What is the number of lines that include the word "SkyAtmosphere"? Provide only that figure.
= = =
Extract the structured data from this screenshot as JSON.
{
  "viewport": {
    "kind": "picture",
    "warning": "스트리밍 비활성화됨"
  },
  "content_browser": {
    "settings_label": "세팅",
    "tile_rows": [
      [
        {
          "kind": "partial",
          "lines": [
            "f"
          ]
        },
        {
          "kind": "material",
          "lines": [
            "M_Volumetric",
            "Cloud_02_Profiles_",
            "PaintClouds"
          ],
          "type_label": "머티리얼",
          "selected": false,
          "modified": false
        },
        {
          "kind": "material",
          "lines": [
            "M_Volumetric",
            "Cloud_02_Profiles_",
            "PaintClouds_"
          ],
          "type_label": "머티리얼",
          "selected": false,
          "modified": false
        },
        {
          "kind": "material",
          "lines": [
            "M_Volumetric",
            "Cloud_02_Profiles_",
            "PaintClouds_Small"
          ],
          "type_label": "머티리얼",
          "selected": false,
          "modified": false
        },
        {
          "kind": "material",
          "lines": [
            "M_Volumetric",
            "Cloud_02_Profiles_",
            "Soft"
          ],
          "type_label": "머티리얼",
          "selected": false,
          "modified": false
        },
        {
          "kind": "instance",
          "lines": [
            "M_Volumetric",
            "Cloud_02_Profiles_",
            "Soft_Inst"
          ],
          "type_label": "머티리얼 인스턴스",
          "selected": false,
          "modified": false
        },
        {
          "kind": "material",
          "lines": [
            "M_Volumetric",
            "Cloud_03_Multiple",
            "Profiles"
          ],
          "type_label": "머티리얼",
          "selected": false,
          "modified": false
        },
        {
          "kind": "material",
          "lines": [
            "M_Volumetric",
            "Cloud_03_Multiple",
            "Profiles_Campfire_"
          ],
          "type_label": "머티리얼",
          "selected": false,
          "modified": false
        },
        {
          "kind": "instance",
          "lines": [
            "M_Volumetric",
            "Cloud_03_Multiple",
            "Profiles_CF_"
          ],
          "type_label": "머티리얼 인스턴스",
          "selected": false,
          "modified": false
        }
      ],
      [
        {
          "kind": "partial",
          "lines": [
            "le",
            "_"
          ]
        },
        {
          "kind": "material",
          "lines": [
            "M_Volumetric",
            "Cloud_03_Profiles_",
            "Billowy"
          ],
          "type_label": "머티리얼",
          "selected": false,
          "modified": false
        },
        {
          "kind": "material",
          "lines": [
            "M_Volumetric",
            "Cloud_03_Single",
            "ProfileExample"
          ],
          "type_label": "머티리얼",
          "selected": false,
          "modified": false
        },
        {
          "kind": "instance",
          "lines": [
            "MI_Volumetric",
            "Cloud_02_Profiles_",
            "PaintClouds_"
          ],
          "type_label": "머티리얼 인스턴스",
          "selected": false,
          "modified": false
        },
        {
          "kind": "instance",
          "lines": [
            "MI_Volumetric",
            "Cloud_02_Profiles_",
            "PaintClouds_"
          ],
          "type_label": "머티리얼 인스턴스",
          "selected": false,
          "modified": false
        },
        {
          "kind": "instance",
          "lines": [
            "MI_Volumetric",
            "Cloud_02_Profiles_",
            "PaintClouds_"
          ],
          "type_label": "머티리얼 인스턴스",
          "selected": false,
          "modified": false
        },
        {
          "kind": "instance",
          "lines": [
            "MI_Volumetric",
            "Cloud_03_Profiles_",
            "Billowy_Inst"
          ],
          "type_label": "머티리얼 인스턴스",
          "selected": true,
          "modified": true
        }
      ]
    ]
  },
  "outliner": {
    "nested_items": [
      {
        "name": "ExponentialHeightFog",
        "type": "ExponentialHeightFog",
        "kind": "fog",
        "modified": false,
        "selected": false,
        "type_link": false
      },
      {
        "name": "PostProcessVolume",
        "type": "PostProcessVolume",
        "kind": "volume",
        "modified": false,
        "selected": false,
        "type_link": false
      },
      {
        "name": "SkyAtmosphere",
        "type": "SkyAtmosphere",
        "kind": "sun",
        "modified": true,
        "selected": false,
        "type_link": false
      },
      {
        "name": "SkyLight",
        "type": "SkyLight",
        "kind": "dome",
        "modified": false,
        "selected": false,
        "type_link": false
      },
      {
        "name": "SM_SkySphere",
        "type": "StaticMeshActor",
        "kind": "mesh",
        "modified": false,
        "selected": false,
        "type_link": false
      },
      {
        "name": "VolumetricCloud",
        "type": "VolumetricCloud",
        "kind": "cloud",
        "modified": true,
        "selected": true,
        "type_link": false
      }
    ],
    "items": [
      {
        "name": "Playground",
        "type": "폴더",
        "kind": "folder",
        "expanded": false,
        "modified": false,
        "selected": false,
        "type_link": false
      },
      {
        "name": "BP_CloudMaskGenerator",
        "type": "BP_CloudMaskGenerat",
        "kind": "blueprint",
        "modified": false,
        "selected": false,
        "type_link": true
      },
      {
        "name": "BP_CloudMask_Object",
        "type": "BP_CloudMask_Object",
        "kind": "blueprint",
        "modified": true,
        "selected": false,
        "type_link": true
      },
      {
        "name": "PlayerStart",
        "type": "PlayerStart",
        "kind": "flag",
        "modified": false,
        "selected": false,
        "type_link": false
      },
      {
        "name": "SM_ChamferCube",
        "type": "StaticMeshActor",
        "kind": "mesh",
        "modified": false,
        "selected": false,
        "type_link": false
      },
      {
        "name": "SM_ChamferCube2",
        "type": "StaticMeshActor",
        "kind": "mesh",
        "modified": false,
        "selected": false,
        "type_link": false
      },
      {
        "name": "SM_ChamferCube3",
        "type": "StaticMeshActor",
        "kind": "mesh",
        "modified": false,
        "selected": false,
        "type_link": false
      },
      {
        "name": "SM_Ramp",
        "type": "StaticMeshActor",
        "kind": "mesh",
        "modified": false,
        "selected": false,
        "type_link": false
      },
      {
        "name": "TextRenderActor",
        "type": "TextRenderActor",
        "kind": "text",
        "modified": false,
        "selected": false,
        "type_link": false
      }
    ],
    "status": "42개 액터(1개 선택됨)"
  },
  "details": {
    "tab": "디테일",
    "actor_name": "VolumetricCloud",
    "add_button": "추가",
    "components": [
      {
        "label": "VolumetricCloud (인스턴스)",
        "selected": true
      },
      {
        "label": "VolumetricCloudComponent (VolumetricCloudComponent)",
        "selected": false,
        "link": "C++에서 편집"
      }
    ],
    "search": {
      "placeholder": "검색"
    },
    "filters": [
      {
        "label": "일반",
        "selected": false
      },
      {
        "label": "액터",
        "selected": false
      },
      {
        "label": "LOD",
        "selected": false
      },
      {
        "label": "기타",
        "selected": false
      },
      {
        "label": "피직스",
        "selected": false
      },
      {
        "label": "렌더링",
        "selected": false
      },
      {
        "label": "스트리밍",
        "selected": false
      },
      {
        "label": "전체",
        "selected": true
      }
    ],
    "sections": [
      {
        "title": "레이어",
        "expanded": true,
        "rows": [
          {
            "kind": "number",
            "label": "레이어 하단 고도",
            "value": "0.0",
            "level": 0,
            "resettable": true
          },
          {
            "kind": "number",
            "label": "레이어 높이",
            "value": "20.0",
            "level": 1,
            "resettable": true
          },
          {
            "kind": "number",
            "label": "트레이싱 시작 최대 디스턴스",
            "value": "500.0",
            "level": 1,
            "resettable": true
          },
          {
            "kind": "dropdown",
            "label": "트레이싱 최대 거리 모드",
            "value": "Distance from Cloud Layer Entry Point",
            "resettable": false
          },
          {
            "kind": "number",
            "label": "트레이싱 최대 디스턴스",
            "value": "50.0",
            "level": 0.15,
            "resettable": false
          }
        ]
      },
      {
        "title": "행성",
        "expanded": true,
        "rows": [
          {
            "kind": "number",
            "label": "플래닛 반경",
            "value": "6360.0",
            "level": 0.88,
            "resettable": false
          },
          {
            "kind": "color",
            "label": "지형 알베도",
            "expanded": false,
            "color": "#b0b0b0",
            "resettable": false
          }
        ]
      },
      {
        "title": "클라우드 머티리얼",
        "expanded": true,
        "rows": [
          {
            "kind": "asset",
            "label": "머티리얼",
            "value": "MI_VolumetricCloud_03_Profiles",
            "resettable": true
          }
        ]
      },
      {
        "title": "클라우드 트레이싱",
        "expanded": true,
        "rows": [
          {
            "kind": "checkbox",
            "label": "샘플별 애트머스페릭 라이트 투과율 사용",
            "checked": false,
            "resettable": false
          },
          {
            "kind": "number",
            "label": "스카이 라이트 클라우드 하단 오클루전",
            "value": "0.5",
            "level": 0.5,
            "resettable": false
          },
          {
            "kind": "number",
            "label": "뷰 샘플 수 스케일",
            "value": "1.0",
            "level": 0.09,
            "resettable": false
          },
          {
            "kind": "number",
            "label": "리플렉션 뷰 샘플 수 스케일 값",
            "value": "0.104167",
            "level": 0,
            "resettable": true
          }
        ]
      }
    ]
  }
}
= = =
Task response >> 2